■ **Aim of the task**: Quote the passage of the thread below on vector unions in gcc, starting with "Using godbolt.org x86-64" and going on through "(when compiled with -O3 -mavx)...".

■ **Selected excerpt**:
========================================

1

Using godbolt.org x86-64 gcc 11.2, This code...

typedef int v4i __attribute__ ((vector_size (16)));

typedef union {
    v4i v;
} int4;

int4 mul(int4 l, int4 r)
{
    return (int4){.v=l.v * r.v};
}

...produces this assembly (when compiled with -O3 -mavx)...

mul:
        vpmulld xmm0, xmm0, xmm1
        ret

However this code...

typedef int v4i __attribute__ ((vector_size (16)));

typedef union {
    v4i v;
    struct {int x,y,z,w;}; // this line is the change
    int i[4]; // this one too
} int4;

int4 mul(int4 l, int4 r)
{
    return (int4){.v=l.v * r.v};
}

...produces this assembly (when also compiled with -O3 -mavx)...

mul:
        mov     QWORD PTR [rsp-40], rdi
        mov     QWORD PTR [rsp-32], rsi
        vmovdqa xmm1, XMMWORD PTR [rsp-40]
        mov     QWORD PTR [rsp-24], rdx
        mov     QWORD PTR [rsp-16], rcx
        vpmulld xmm0, xmm1, XMMWORD PTR [rsp-24]
        vmovdqa XMMWORD PTR [rsp-40], xmm0
        mov     rax, QWORD PTR [rsp-40]
        mov     rdx, QWORD PTR [rsp-32]
        ret

x86-64 clang 13.0.1 has similar results

So my question is, how can I convince gcc (and/or clang) that these 2 blocks of code should produce the same output?

I've tried __attribute__ ((aligned)), removing the int i[4]; or the struct, applying __attribute__ ((packed)) to the struct, I even gave __attribute__ ((transparent_union)) a go. Whatever magic status __attribute__ ((vector_size (16))) bestows is broken by adding anything to the union.

burito
  • 813
  • 1
  • 7
  • 22
  • Almost a duplicate of [SSE vector wrapper type performance compared to bare \_\_m128](https://stackoverflow.com/q/36833462) but that's talking about 32-bit mode Windows calling conventions, not x86-64 System V. Related: [What is the calling convention for floating-point values in C for x86\_64 in System V?](https://stackoverflow.com/q/57859857) and also [C++ operator\[\] access to elements of SIMD (e.g. AVX) variable](https://stackoverflow.com/q/64282775) – Peter Cordes Mar 17 '22 at 15:49

2 Answers2

0

I should say that I have never worked with this attribute personally and I checked the gcc just now, but from document I saw something that I think will be useful for your problem.

From your code, I can assume that you want to use union to access each int of vector separately. But if it is the only reason, it is not necessary to use int[4] or struct {int x,y,z,w;}; as part of union, because vectors can be used like arrays themselves:

typedef int v4i __attribute__ ((vector_size (16)));

typedef union {
    v4i v;
} int4;

int4 mul(int4 l, int4 r)

========================================

■ **Recorded data**:
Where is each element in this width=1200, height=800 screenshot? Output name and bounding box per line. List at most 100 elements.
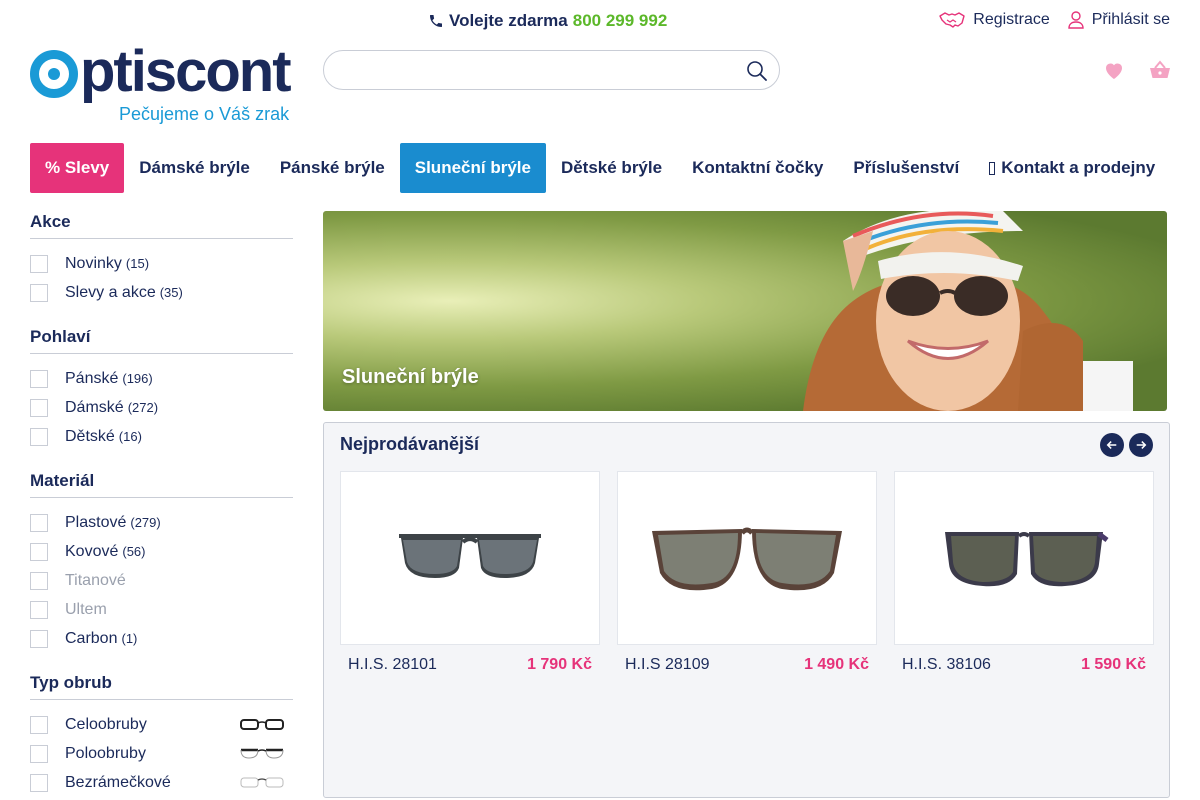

========================================

■ **Final result**:
Using godbolt.org x86-64 gcc 11.2, This code...

typedef int v4i __attribute__ ((vector_size (16)));

typedef union {
    v4i v;
} int4;

int4 mul(int4 l, int4 r)
{
    return (int4){.v=l.v * r.v};
}

...produces this assembly (when compiled with -O3 -mavx)...